** O que fazer **
1 - Segundo o trecho sobre religião e inteligência artificial, em que cidade se reuniram os líderes religiosos?
2 - Passe para o inglês esta frase do trecho sobre religião e inteligência artificial: "Podemos abordar essas ideias com uma mente curiosa e, ao mesmo tempo, vê-las com cuidado."
3 - Dê sequência, em um parágrafo, ao trecho sobre religião e inteligência artificial a partir da última frase apresentada.

** Trecho do texto **
========

Trabalhando com empresas de tecnologia e think tanks universitários,
o acordo exige o uso responsável da IA.
Como os líderes
religiosos que se reuniram em Hiroshima sabem, a tecnologia pode e deve
ser aproveitada para ajudar a humanidade. As tradições de suas religiões e de
todas as outras ao redor do mundo, no entanto, são pessoais e sagradas. O
desafio para os fiéis é ser como Miranda, a filha do feiticeiro Próspero em “A
Tempestade”, de Shakespeare, que é seduzida
por sinais de um mundo que ela nunca conheceu e exclama: “Como a humanidade é
bela! Ó admirável mundo novo, que tem pessoas assim”. Podemos abordar
essas ideias com uma mente curiosa e, ao mesmo tempo, vê-las com
cuidado.

========

Dados de detecção de layout de documentos
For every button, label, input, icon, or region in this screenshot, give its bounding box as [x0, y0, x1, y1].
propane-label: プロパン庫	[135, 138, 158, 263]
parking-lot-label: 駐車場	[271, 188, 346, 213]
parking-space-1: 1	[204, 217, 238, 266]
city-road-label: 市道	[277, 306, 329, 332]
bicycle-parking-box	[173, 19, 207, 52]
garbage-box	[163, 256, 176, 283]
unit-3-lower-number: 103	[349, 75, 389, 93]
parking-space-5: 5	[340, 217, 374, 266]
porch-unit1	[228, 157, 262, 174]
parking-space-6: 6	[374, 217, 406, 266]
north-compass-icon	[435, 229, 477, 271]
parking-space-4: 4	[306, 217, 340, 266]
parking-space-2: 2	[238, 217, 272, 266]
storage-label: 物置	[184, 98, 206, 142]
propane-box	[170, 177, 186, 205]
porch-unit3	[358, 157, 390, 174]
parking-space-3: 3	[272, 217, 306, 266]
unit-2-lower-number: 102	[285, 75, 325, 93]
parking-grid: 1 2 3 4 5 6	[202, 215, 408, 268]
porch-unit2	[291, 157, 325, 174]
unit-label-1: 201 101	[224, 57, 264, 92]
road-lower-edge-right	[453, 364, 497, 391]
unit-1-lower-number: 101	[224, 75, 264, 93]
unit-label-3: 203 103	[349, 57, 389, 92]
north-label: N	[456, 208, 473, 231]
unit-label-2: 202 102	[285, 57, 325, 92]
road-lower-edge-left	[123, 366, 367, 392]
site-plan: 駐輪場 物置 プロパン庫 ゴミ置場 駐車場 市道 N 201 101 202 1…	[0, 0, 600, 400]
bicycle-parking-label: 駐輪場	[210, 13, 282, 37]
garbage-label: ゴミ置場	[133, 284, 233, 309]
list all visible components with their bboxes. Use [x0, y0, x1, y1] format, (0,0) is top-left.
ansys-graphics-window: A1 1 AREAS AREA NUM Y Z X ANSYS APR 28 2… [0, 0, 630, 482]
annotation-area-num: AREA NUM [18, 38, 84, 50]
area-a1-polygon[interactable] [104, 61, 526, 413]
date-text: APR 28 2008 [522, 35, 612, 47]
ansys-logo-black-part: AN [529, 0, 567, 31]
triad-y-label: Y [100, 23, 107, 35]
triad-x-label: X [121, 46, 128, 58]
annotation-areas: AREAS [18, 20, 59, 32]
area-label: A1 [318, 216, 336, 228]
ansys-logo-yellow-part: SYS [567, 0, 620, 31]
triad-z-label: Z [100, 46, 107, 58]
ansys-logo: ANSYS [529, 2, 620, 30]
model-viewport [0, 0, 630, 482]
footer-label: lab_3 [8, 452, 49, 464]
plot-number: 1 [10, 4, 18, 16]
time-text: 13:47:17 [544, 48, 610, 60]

========

** Respostas por item **
1 - Em Hiroshima.

2 - We can approach these ideas with a curious mind and, at the same time, view them with care.

3 -
No entanto, o livro
de ficção científica “Admirável Mundo Novo” de Aldous Huxley, um romance
do século 20 que leva o nome do discurso de Miranda, é um conto de
advertência, no qual a vida dos personagens é ditada pela eficiência
distópica em um mundo tecnologicamente avançado, desprovido de magia
e religião.
“É como usamos
a tecnologia – não para substituir a religião, mas para aprimorá-la”,
explica a irmã Ilia sobre a fé na era digital. “Como podemos nos tornar
mais conscientes de pertencermos uns aos outros? Como podemos nos tornar
mais conscientes de um poder da vida que chamamos de Deus?”